## begin DATA ENTRIES

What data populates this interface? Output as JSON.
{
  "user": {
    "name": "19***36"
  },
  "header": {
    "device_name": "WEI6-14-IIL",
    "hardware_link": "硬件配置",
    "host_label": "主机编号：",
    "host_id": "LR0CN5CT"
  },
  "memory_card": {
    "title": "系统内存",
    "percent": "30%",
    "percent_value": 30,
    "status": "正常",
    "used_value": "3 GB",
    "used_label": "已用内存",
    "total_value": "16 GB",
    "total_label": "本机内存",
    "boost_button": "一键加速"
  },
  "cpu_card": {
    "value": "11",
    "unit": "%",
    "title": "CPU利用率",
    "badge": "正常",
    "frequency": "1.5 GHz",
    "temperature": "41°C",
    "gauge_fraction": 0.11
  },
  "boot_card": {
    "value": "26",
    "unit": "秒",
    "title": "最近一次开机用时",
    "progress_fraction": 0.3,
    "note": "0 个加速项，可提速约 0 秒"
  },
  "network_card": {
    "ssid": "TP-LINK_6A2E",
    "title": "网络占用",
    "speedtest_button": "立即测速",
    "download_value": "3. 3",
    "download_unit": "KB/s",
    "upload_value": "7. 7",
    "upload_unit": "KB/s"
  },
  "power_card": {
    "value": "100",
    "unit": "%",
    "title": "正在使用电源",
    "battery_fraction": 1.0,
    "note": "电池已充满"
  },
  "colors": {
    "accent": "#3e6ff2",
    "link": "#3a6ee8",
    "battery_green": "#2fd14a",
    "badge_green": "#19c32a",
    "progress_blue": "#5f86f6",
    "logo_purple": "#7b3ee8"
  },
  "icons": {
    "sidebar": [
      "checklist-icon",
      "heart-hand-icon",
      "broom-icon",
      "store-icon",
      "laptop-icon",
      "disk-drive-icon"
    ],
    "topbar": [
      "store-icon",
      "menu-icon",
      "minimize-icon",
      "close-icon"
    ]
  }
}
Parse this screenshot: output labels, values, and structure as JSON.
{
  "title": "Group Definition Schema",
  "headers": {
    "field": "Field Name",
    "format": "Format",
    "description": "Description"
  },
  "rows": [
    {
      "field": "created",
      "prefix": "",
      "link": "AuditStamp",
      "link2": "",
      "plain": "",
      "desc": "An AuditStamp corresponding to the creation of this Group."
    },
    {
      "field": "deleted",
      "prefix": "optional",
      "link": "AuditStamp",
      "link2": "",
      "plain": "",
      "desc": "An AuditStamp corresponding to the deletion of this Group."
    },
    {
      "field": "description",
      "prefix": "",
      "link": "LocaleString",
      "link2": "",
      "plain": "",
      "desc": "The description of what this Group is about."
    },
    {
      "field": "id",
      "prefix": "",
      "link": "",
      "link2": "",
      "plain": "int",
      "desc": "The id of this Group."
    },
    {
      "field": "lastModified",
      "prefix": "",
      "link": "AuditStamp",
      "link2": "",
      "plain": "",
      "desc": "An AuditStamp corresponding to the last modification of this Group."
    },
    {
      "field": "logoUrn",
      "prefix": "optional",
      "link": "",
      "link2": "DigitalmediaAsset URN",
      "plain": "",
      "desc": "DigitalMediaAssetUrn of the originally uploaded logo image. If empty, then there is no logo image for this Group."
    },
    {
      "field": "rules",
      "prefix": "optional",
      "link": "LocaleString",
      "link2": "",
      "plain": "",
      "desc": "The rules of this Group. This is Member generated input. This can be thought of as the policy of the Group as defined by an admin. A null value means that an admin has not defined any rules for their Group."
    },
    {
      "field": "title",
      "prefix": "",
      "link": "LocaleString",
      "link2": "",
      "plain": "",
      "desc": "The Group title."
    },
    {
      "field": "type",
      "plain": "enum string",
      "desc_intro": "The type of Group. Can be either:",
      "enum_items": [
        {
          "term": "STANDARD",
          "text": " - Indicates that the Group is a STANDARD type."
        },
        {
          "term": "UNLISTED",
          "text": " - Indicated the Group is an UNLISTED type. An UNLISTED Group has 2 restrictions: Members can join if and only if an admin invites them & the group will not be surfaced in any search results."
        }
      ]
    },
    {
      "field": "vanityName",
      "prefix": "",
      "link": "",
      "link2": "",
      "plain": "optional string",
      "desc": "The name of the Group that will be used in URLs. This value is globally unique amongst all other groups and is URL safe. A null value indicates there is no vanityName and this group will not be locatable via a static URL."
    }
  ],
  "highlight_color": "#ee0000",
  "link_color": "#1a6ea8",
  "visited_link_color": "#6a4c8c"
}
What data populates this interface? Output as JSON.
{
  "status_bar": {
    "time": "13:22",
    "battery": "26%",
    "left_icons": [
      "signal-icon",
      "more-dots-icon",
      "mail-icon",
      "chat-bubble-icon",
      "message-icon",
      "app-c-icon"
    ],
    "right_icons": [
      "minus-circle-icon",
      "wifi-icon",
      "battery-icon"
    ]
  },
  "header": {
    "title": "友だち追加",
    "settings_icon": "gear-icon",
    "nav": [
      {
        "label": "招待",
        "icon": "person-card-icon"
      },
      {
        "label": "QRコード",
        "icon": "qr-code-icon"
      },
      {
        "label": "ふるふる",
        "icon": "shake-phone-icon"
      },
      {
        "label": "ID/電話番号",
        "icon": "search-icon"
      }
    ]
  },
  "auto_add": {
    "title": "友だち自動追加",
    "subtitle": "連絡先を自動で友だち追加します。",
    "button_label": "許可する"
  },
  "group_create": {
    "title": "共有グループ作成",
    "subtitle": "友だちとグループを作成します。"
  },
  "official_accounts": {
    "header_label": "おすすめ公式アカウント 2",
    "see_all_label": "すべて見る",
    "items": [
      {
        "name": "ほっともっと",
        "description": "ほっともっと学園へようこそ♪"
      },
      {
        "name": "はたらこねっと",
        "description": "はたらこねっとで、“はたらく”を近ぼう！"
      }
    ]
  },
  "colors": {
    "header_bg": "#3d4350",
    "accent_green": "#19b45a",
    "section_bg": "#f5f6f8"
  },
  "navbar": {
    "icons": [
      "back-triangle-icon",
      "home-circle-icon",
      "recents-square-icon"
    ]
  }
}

## end DATA ENTRIES

> [WHAT YOU ARE ASKED TO DO]
Copy out the lines that hold "UNLISTED".

> [RESULT OF THE EXERCISE]
          "term": "UNLISTED",
          "text": " - Indicated the Group is an UNLISTED type. An UNLISTED Group has 2 restrictions: Members can join if and only if an admin invites them & the group will not be surfaced in any search results."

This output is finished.